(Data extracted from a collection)
[START]

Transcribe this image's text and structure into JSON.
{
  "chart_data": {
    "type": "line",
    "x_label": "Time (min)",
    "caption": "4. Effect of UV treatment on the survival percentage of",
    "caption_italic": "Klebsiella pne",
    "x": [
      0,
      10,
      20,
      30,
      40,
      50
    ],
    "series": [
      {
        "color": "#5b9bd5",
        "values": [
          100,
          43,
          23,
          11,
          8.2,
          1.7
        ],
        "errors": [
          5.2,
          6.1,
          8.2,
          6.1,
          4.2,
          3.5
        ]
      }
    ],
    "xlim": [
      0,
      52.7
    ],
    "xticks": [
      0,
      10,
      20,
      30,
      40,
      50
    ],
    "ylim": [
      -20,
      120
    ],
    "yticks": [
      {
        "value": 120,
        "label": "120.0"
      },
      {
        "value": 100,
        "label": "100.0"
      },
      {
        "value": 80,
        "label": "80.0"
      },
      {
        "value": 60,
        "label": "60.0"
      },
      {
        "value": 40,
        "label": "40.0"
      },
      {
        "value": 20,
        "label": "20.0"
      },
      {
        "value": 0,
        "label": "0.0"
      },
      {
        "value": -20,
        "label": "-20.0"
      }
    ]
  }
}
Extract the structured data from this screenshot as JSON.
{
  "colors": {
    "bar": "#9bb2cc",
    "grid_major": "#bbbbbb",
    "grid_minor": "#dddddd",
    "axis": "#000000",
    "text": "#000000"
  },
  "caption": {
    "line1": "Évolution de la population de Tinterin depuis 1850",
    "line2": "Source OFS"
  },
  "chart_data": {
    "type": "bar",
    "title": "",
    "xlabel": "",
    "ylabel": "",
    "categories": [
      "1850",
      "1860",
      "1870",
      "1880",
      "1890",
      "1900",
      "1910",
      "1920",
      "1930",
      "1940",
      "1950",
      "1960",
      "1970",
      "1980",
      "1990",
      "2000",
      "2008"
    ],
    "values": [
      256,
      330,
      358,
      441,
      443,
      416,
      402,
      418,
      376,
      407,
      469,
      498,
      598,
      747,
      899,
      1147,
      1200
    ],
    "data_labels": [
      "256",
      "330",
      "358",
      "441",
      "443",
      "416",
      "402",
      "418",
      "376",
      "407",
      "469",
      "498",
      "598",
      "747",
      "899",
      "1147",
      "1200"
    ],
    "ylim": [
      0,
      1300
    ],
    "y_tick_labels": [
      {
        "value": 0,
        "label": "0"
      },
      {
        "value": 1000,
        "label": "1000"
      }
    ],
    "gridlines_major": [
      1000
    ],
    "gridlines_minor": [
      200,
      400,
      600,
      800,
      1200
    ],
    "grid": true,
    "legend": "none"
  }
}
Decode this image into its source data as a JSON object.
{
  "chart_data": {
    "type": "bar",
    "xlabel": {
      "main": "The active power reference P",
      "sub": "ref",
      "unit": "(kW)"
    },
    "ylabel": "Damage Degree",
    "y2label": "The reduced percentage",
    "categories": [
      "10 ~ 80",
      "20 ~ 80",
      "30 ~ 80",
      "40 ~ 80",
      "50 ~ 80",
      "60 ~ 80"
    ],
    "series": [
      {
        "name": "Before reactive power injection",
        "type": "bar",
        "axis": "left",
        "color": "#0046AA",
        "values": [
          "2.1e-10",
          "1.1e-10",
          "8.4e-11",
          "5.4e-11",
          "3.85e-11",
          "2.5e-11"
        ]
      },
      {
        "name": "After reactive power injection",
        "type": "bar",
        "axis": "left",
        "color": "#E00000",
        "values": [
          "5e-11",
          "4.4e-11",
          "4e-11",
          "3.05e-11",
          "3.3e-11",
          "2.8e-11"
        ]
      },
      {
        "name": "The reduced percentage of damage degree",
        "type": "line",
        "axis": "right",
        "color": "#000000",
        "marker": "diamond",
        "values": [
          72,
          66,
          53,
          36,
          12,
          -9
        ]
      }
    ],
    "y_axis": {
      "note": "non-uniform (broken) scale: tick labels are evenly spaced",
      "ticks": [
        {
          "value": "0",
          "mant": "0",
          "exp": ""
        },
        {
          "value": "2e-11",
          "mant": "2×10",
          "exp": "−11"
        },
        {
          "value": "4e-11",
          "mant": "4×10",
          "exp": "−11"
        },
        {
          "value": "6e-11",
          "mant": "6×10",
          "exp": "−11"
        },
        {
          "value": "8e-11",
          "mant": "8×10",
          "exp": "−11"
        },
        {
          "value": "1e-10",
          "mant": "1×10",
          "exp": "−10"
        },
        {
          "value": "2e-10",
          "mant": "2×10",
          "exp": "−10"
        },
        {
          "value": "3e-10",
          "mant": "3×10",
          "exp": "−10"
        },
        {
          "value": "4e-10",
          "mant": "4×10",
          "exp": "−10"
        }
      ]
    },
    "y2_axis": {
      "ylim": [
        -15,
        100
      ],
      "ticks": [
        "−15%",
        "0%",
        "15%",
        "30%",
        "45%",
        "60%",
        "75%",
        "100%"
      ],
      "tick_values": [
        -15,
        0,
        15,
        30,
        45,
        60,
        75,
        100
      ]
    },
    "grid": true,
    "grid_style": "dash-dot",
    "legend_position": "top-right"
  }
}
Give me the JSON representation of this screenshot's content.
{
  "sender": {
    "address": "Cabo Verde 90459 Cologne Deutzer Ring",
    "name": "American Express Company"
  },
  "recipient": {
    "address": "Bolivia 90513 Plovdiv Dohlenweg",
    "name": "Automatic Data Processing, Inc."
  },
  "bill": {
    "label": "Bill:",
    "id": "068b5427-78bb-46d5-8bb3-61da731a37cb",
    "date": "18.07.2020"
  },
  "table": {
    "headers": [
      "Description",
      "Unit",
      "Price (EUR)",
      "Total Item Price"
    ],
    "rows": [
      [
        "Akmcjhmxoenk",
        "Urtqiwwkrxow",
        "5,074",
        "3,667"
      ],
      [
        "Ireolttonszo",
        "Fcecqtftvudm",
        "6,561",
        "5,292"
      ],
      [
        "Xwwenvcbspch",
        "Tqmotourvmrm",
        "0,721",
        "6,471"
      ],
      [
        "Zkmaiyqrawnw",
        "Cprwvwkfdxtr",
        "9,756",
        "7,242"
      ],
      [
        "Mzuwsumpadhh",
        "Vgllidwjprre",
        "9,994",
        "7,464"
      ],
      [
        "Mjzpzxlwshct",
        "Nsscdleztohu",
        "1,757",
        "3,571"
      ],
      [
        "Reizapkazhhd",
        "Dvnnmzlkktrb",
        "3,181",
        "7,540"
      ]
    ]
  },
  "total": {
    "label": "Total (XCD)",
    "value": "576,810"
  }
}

[END]

__REQUIREMENT__
Copy every line of the records above that holds the word "right".

__CORRECT ANSWER__
        "axis": "right",
    "legend_position": "top-right"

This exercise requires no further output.